> **Your goal**
Go through each line of the records below and count those with the word "title". Give only the count.

++++++++++

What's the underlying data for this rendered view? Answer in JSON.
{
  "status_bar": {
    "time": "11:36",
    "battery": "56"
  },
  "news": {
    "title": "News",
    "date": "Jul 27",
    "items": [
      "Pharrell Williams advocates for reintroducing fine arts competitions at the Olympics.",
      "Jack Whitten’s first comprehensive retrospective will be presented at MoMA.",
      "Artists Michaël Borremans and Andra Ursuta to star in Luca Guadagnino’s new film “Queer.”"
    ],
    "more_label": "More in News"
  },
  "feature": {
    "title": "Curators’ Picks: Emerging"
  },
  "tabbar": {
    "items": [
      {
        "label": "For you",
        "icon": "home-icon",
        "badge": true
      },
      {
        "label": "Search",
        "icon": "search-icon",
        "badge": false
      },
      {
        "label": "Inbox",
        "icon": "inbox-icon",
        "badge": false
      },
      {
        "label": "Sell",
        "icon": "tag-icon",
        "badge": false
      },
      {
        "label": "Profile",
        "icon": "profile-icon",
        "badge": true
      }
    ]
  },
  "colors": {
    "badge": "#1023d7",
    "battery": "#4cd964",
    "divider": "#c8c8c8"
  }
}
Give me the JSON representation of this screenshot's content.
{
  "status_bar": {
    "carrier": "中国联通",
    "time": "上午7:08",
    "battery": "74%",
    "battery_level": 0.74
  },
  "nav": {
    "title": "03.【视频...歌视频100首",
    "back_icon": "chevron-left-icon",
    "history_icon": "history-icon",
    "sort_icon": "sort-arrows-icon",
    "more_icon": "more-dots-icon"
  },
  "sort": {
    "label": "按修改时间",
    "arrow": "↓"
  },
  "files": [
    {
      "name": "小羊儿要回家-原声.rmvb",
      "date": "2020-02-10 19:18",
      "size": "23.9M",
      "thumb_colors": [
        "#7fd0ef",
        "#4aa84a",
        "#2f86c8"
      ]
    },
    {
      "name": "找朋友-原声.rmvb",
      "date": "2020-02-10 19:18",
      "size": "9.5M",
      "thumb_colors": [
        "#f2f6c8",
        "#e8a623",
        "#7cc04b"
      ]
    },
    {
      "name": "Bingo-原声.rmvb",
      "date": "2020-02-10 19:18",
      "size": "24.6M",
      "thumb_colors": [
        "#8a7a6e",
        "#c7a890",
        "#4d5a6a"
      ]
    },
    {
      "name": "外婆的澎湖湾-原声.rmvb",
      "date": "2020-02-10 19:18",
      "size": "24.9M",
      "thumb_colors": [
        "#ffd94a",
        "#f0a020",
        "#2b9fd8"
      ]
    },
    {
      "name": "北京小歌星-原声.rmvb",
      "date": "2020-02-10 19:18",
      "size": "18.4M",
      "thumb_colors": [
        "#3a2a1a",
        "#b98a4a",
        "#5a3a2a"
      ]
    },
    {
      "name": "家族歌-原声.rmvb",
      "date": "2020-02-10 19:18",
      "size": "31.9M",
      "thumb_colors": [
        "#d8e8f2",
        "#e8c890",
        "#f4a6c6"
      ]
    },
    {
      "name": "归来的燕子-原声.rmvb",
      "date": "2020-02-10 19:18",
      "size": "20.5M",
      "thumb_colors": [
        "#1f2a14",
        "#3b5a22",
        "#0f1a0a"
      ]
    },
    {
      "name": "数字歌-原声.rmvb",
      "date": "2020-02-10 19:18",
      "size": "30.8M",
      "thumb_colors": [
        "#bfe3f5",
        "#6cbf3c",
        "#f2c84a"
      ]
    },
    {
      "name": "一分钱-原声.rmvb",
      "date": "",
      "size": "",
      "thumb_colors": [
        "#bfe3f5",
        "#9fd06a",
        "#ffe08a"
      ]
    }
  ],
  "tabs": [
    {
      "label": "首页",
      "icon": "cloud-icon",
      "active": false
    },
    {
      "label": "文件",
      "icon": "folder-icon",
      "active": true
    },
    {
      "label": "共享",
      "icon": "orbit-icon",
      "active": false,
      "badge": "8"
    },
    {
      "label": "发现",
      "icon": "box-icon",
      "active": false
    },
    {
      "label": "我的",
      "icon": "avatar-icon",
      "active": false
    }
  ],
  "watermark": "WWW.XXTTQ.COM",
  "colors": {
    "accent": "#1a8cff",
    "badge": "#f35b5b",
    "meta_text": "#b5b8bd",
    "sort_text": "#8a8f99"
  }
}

++++++++++

> **Exercise solution**
3